Records:
[start]
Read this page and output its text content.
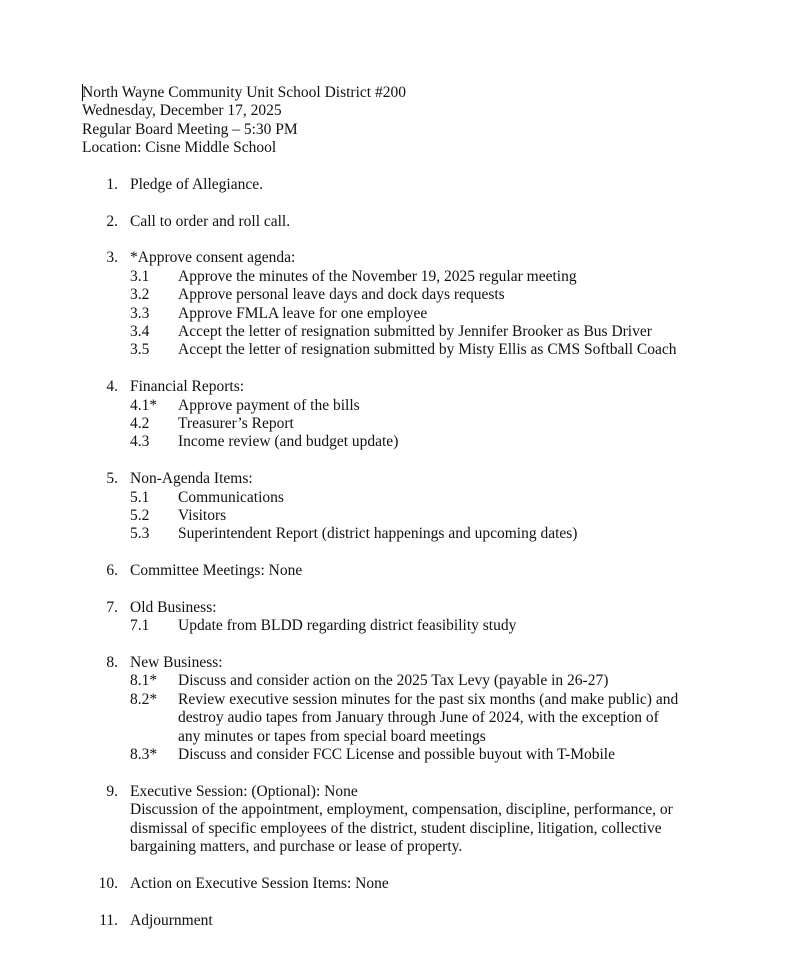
North Wayne Community Unit School District #200
Wednesday, December 17, 2025
Regular Board Meeting – 5:30 PM
Location: Cisne Middle School
1. Pledge of Allegiance.
2. Call to order and roll call.
3. *Approve consent agenda:
3.1 Approve the minutes of the November 19, 2025 regular meeting
3.2 Approve personal leave days and dock days requests
3.3 Approve FMLA leave for one employee
3.4 Accept the letter of resignation submitted by Jennifer Brooker as Bus Driver
3.5 Accept the letter of resignation submitted by Misty Ellis as CMS Softball Coach
4. Financial Reports:
4.1* Approve payment of the bills
4.2 Treasurer’s Report
4.3 Income review (and budget update)
5. Non-Agenda Items:
5.1 Communications
5.2 Visitors
5.3 Superintendent Report (district happenings and upcoming dates)
6. Committee Meetings: None
7. Old Business:
7.1 Update from BLDD regarding district feasibility study
8. New Business:
8.1* Discuss and consider action on the 2025 Tax Levy (payable in 26-27)
8.2* Review executive session minutes for the past six months (and make public) and
destroy audio tapes from January through June of 2024, with the exception of
any minutes or tapes from special board meetings
8.3* Discuss and consider FCC License and possible buyout with T-Mobile
9. Executive Session: (Optional): None
Discussion of the appointment, employment, compensation, discipline, performance, or
dismissal of specific employees of the district, student discipline, litigation, collective
bargaining matters, and purchase or lease of property.
10. Action on Executive Session Items: None
11. Adjournment
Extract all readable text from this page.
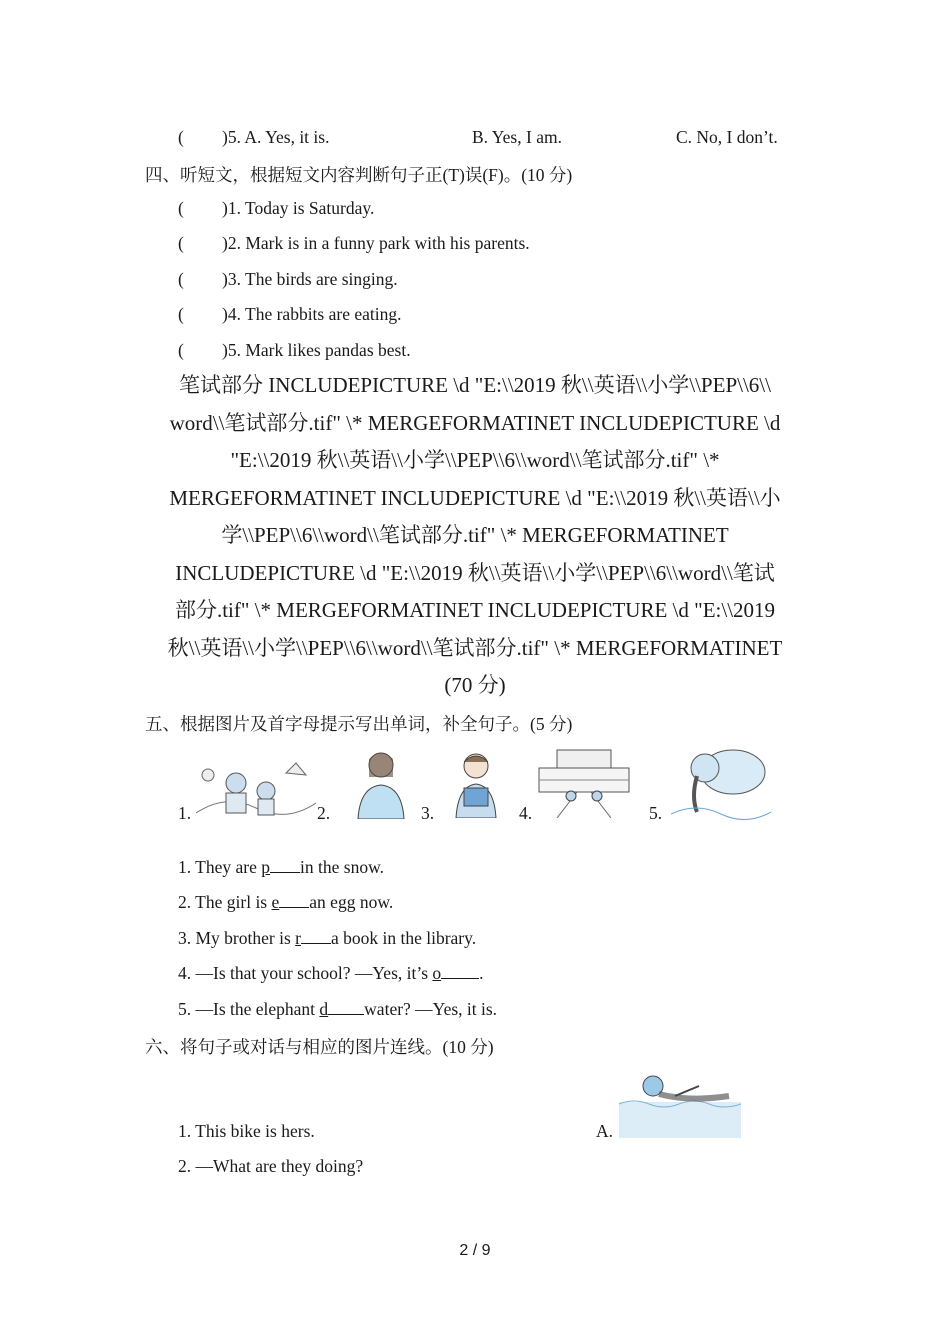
( )5. A. Yes, it is.	B. Yes, I am.	C. No, I don’t.
四、听短文，根据短文内容判断句子正(T)误(F)。(10 分)
( )1. Today is Saturday.
( )2. Mark is in a funny park with his parents.
( )3. The birds are singing.
( )4. The rabbits are eating.
( )5. Mark likes pandas best.
笔试部分 INCLUDEPICTURE \d "E:\\2019 秋\\英语\\小学\\PEP\\6\\
word\\笔试部分.tif" \* MERGEFORMATINET INCLUDEPICTURE \d
"E:\\2019 秋\\英语\\小学\\PEP\\6\\word\\笔试部分.tif" \*
MERGEFORMATINET INCLUDEPICTURE \d "E:\\2019 秋\\英语\\小
学\\PEP\\6\\word\\笔试部分.tif" \* MERGEFORMATINET
INCLUDEPICTURE \d "E:\\2019 秋\\英语\\小学\\PEP\\6\\word\\笔试
部分.tif" \* MERGEFORMATINET INCLUDEPICTURE \d "E:\\2019
秋\\英语\\小学\\PEP\\6\\word\\笔试部分.tif" \* MERGEFORMATINET
(70 分)
五、根据图片及首字母提示写出单词，补全句子。(5 分)
1.	2.	3.	4.	5.
1. They are p in the snow.
2. The girl is e an egg now.
3. My brother is r a book in the library.
4. —Is that your school? —Yes, it’s o .
5. —Is the elephant d water? —Yes, it is.
六、将句子或对话与相应的图片连线。(10 分)
1. This bike is hers.
2. —What are they doing?
A.
2 / 9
[end]
- STATED GOAL
Pick out all the lines with the word "MERGEFORMATINET" in them and copy them.

- REPLY
word\\笔试部分.tif" \* MERGEFORMATINET INCLUDEPICTURE \d
MERGEFORMATINET INCLUDEPICTURE \d "E:\\2019 秋\\英语\\小
学\\PEP\\6\\word\\笔试部分.tif" \* MERGEFORMATINET
部分.tif" \* MERGEFORMATINET INCLUDEPICTURE \d "E:\\2019
秋\\英语\\小学\\PEP\\6\\word\\笔试部分.tif" \* MERGEFORMATINET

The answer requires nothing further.